Excerpt to read ->
┏━━
By Ian H Spedding (not verified) on 17 Jan 2009 #permalink

Ian asks an interesting question. An important measure, I think, is how flexible animals are with regard to their conceptual apparatus. People are able not only to develop new concepts, but to do so in a conscious fashion, e.g., yes, knowing that those berries and that leaf aren't good to eat, let's have a notion of poisonous things. Which as a concept has the interesting aspect of classifying things functionally: there are things that are poisonous because you eat them, and things that are poisonous because they inject you with venom, having the commonality that ocne there is a poison inside you, it can works its ill effects.

How much of this flexibility is pre-linguistic? I don't know. Do the linguists know?
┗━━
Task to complete -> Reproduce the comment from "Ian asks an" to "the linguists know?", substituting "toxic" for every occurrence of "poisonous". The data are not required for this work.

Given entries ->
┏━━
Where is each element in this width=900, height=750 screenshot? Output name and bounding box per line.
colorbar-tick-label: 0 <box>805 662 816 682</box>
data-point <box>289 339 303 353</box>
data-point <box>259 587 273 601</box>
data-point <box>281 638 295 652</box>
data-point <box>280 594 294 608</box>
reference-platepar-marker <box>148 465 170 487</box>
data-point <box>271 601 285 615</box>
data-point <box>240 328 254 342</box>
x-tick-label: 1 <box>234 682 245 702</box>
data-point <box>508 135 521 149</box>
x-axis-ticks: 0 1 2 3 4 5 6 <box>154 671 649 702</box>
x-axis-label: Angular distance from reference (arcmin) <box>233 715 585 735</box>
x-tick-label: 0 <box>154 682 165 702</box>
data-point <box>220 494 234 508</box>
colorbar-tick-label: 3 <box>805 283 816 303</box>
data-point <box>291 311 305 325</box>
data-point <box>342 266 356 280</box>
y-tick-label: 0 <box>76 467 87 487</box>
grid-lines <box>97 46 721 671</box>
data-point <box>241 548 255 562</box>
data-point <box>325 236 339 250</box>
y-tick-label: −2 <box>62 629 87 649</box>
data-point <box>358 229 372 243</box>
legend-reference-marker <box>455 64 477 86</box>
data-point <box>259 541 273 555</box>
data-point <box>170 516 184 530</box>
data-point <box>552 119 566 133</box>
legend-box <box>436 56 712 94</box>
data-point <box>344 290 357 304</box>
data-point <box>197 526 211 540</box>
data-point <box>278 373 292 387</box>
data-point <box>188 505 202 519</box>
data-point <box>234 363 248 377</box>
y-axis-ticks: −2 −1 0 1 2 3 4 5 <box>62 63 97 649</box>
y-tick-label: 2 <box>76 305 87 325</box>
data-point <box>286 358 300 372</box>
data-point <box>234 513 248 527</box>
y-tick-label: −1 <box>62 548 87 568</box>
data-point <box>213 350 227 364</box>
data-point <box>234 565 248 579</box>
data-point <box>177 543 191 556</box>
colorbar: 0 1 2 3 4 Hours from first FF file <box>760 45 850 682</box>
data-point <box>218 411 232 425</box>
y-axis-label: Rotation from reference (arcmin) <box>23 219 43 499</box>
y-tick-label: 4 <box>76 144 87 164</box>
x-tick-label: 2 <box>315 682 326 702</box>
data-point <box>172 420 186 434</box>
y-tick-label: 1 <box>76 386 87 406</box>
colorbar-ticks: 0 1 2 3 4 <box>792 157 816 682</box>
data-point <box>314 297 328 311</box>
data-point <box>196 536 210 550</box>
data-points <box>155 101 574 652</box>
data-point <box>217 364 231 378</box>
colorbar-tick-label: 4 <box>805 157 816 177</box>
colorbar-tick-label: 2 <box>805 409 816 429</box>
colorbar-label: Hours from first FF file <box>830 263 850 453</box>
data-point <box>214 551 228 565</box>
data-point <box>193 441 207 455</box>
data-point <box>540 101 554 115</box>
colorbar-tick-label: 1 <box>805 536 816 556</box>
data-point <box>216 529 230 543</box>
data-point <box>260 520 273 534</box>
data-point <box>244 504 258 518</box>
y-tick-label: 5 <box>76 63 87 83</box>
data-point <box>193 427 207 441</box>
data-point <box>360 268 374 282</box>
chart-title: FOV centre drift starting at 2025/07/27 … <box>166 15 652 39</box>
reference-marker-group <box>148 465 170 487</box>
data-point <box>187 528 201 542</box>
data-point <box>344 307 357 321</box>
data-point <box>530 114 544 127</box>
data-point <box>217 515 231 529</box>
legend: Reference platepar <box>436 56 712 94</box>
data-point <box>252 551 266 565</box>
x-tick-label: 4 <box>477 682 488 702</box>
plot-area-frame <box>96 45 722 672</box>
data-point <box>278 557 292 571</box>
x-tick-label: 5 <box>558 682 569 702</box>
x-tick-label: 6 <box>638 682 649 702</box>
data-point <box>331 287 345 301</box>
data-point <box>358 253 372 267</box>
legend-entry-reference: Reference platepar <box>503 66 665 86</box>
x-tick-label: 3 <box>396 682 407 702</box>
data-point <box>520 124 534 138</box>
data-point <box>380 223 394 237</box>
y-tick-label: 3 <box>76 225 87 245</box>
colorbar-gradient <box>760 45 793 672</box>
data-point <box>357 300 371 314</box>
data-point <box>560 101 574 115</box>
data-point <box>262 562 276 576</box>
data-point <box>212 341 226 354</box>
┗━━
Written solution ->
Ian asks an interesting question. An important measure, I think, is how flexible animals are with regard to their conceptual apparatus. People are able not only to develop new concepts, but to do so in a conscious fashion, e.g., yes, knowing that those berries and that leaf aren't good to eat, let's have a notion of toxic things. Which as a concept has the interesting aspect of classifying things functionally: there are things that are toxic because you eat them, and things that are toxic because they inject you with venom, having the commonality that ocne there is a poison inside you, it can works its ill effects.

How much of this flexibility is pre-linguistic? I don't know. Do the linguists know?